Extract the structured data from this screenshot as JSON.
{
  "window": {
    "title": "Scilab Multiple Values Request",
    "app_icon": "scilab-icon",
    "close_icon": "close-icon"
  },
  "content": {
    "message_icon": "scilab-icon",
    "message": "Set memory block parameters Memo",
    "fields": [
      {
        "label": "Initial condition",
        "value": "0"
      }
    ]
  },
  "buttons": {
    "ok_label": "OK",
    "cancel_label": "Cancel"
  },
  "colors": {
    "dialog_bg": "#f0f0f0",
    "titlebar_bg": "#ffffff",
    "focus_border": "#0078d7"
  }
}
• • • •
▶ [YOUR OBJECTIVE] Output all of the data again, exactly.

▶ [FULL ANSWER]
Extract the structured data from this screenshot as JSON.
{
  "window": {
    "title": "Scilab Multiple Values Request",
    "app_icon": "scilab-icon",
    "close_icon": "close-icon"
  },
  "content": {
    "message_icon": "scilab-icon",
    "message": "Set memory block parameters Memo",
    "fields": [
      {
        "label": "Initial condition",
        "value": "0"
      }
    ]
  },
  "buttons": {
    "ok_label": "OK",
    "cancel_label": "Cancel"
  },
  "colors": {
    "dialog_bg": "#f0f0f0",
    "titlebar_bg": "#ffffff",
    "focus_border": "#0078d7"
  }
}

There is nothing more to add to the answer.